> THE EXERCISE:
Extract the full set of records that follows, word for word.

> ENTRIES PROVIDED:
>> Begin

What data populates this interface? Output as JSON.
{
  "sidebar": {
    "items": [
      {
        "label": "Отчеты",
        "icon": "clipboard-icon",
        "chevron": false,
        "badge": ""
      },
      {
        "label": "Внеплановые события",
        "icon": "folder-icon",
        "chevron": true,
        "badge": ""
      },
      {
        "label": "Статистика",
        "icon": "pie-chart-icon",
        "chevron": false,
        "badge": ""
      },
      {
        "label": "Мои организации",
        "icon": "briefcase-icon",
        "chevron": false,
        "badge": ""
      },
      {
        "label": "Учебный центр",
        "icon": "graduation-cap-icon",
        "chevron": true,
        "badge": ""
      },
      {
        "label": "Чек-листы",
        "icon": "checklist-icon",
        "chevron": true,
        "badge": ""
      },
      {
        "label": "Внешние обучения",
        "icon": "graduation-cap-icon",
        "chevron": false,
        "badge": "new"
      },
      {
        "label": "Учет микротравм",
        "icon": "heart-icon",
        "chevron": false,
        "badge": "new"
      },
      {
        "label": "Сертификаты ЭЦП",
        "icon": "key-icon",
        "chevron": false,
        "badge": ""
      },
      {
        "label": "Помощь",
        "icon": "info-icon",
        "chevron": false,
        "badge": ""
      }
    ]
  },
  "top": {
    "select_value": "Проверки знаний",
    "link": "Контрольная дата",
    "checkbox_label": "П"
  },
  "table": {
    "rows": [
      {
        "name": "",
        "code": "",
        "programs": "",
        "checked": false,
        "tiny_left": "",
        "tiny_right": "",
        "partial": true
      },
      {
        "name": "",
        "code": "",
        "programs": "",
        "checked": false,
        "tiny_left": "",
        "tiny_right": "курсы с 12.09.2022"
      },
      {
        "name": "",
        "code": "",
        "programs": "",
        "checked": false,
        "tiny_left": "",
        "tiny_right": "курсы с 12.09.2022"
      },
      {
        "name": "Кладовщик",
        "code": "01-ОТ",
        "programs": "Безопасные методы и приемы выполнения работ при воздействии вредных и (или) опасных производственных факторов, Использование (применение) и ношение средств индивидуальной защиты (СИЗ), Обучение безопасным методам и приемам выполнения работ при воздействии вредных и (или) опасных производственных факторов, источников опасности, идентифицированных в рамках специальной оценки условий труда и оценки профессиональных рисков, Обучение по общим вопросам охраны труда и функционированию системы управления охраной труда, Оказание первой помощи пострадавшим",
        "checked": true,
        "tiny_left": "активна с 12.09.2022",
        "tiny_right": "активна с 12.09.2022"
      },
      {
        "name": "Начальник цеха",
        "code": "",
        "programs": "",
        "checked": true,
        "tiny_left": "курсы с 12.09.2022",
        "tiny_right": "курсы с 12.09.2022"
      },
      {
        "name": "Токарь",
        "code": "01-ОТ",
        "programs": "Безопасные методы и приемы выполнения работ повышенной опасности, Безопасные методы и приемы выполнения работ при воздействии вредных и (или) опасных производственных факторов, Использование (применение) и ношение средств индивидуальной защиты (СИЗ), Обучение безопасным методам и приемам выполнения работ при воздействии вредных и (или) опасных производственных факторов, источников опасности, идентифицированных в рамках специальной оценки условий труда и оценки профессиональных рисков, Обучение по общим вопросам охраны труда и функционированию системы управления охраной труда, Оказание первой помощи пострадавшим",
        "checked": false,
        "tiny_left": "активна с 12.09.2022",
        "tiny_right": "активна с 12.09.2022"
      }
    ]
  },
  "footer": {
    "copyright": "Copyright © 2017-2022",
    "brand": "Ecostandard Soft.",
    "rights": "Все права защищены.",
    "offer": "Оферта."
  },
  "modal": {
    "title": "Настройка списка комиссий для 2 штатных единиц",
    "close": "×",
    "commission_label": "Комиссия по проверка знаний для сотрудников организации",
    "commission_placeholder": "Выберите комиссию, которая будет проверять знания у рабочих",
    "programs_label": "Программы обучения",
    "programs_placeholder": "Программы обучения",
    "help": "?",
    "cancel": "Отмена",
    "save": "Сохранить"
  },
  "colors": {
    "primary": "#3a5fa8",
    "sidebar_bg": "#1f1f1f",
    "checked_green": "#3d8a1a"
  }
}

>> End

> ANSWER TO THIS EXERCISE:
What data populates this interface? Output as JSON.
{
  "sidebar": {
    "items": [
      {
        "label": "Отчеты",
        "icon": "clipboard-icon",
        "chevron": false,
        "badge": ""
      },
      {
        "label": "Внеплановые события",
        "icon": "folder-icon",
        "chevron": true,
        "badge": ""
      },
      {
        "label": "Статистика",
        "icon": "pie-chart-icon",
        "chevron": false,
        "badge": ""
      },
      {
        "label": "Мои организации",
        "icon": "briefcase-icon",
        "chevron": false,
        "badge": ""
      },
      {
        "label": "Учебный центр",
        "icon": "graduation-cap-icon",
        "chevron": true,
        "badge": ""
      },
      {
        "label": "Чек-листы",
        "icon": "checklist-icon",
        "chevron": true,
        "badge": ""
      },
      {
        "label": "Внешние обучения",
        "icon": "graduation-cap-icon",
        "chevron": false,
        "badge": "new"
      },
      {
        "label": "Учет микротравм",
        "icon": "heart-icon",
        "chevron": false,
        "badge": "new"
      },
      {
        "label": "Сертификаты ЭЦП",
        "icon": "key-icon",
        "chevron": false,
        "badge": ""
      },
      {
        "label": "Помощь",
        "icon": "info-icon",
        "chevron": false,
        "badge": ""
      }
    ]
  },
  "top": {
    "select_value": "Проверки знаний",
    "link": "Контрольная дата",
    "checkbox_label": "П"
  },
  "table": {
    "rows": [
      {
        "name": "",
        "code": "",
        "programs": "",
        "checked": false,
        "tiny_left": "",
        "tiny_right": "",
        "partial": true
      },
      {
        "name": "",
        "code": "",
        "programs": "",
        "checked": false,
        "tiny_left": "",
        "tiny_right": "курсы с 12.09.2022"
      },
      {
        "name": "",
        "code": "",
        "programs": "",
        "checked": false,
        "tiny_left": "",
        "tiny_right": "курсы с 12.09.2022"
      },
      {
        "name": "Кладовщик",
        "code": "01-ОТ",
        "programs": "Безопасные методы и приемы выполнения работ при воздействии вредных и (или) опасных производственных факторов, Использование (применение) и ношение средств индивидуальной защиты (СИЗ), Обучение безопасным методам и приемам выполнения работ при воздействии вредных и (или) опасных производственных факторов, источников опасности, идентифицированных в рамках специальной оценки условий труда и оценки профессиональных рисков, Обучение по общим вопросам охраны труда и функционированию системы управления охраной труда, Оказание первой помощи пострадавшим",
        "checked": true,
        "tiny_left": "активна с 12.09.2022",
        "tiny_right": "активна с 12.09.2022"
      },
      {
        "name": "Начальник цеха",
        "code": "",
        "programs": "",
        "checked": true,
        "tiny_left": "курсы с 12.09.2022",
        "tiny_right": "курсы с 12.09.2022"
      },
      {
        "name": "Токарь",
        "code": "01-ОТ",
        "programs": "Безопасные методы и приемы выполнения работ повышенной опасности, Безопасные методы и приемы выполнения работ при воздействии вредных и (или) опасных производственных факторов, Использование (применение) и ношение средств индивидуальной защиты (СИЗ), Обучение безопасным методам и приемам выполнения работ при воздействии вредных и (или) опасных производственных факторов, источников опасности, идентифицированных в рамках специальной оценки условий труда и оценки профессиональных рисков, Обучение по общим вопросам охраны труда и функционированию системы управления охраной труда, Оказание первой помощи пострадавшим",
        "checked": false,
        "tiny_left": "активна с 12.09.2022",
        "tiny_right": "активна с 12.09.2022"
      }
    ]
  },
  "footer": {
    "copyright": "Copyright © 2017-2022",
    "brand": "Ecostandard Soft.",
    "rights": "Все права защищены.",
    "offer": "Оферта."
  },
  "modal": {
    "title": "Настройка списка комиссий для 2 штатных единиц",
    "close": "×",
    "commission_label": "Комиссия по проверка знаний для сотрудников организации",
    "commission_placeholder": "Выберите комиссию, которая будет проверять знания у рабочих",
    "programs_label": "Программы обучения",
    "programs_placeholder": "Программы обучения",
    "help": "?",
    "cancel": "Отмена",
    "save": "Сохранить"
  },
  "colors": {
    "primary": "#3a5fa8",
    "sidebar_bg": "#1f1f1f",
    "checked_green": "#3d8a1a"
  }
}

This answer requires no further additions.